- _Task_: Transcribe everything in the data word for word. Pictures are left out.

+++++

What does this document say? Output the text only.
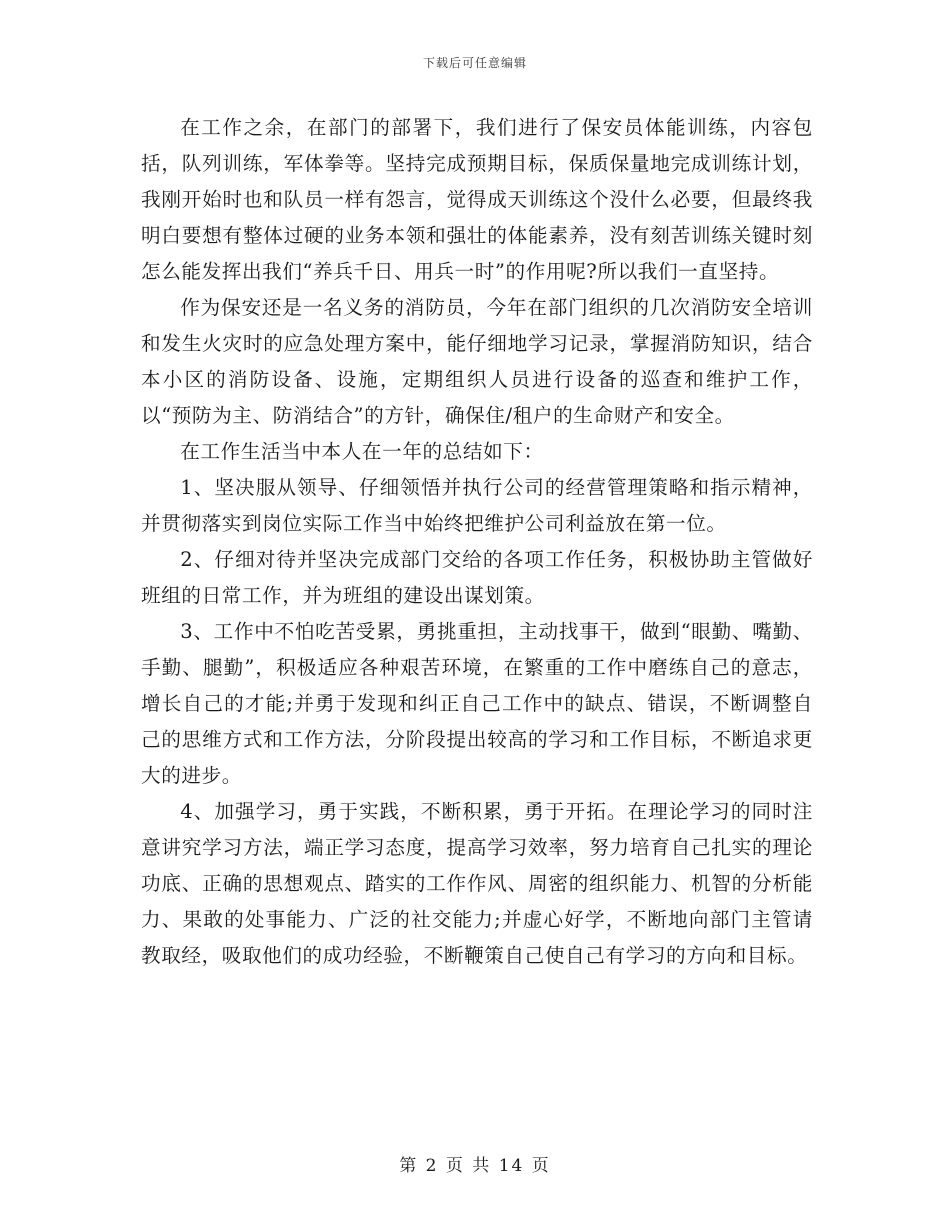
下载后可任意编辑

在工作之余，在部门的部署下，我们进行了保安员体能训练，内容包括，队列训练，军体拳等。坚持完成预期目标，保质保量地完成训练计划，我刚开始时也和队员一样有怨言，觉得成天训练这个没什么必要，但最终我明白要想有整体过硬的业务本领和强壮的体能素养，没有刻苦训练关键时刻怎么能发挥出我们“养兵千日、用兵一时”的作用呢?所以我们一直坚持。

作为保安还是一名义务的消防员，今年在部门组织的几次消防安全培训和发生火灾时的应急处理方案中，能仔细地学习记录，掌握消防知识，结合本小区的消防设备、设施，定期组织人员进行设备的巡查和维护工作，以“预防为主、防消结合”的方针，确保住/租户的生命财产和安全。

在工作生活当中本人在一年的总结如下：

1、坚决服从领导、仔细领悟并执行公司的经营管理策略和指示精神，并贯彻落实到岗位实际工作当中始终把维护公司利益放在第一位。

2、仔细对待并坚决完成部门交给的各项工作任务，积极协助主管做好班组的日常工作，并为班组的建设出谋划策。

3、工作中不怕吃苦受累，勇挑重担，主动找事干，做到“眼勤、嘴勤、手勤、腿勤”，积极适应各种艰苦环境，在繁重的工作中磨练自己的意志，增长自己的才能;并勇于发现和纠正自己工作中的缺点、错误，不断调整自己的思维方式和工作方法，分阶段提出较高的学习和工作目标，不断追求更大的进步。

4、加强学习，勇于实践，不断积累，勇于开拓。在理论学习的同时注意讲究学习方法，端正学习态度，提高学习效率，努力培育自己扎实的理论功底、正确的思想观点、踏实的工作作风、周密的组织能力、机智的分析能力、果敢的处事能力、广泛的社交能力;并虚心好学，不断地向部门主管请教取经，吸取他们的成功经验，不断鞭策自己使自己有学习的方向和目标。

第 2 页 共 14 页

+++++

- _Expected output_:
What does this document say? Output the text only.
下载后可任意编辑

在工作之余，在部门的部署下，我们进行了保安员体能训练，内容包括，队列训练，军体拳等。坚持完成预期目标，保质保量地完成训练计划，我刚开始时也和队员一样有怨言，觉得成天训练这个没什么必要，但最终我明白要想有整体过硬的业务本领和强壮的体能素养，没有刻苦训练关键时刻怎么能发挥出我们“养兵千日、用兵一时”的作用呢?所以我们一直坚持。

作为保安还是一名义务的消防员，今年在部门组织的几次消防安全培训和发生火灾时的应急处理方案中，能仔细地学习记录，掌握消防知识，结合本小区的消防设备、设施，定期组织人员进行设备的巡查和维护工作，以“预防为主、防消结合”的方针，确保住/租户的生命财产和安全。

在工作生活当中本人在一年的总结如下：

1、坚决服从领导、仔细领悟并执行公司的经营管理策略和指示精神，并贯彻落实到岗位实际工作当中始终把维护公司利益放在第一位。

2、仔细对待并坚决完成部门交给的各项工作任务，积极协助主管做好班组的日常工作，并为班组的建设出谋划策。

3、工作中不怕吃苦受累，勇挑重担，主动找事干，做到“眼勤、嘴勤、手勤、腿勤”，积极适应各种艰苦环境，在繁重的工作中磨练自己的意志，增长自己的才能;并勇于发现和纠正自己工作中的缺点、错误，不断调整自己的思维方式和工作方法，分阶段提出较高的学习和工作目标，不断追求更大的进步。

4、加强学习，勇于实践，不断积累，勇于开拓。在理论学习的同时注意讲究学习方法，端正学习态度，提高学习效率，努力培育自己扎实的理论功底、正确的思想观点、踏实的工作作风、周密的组织能力、机智的分析能力、果敢的处事能力、广泛的社交能力;并虚心好学，不断地向部门主管请教取经，吸取他们的成功经验，不断鞭策自己使自己有学习的方向和目标。

第 2 页 共 14 页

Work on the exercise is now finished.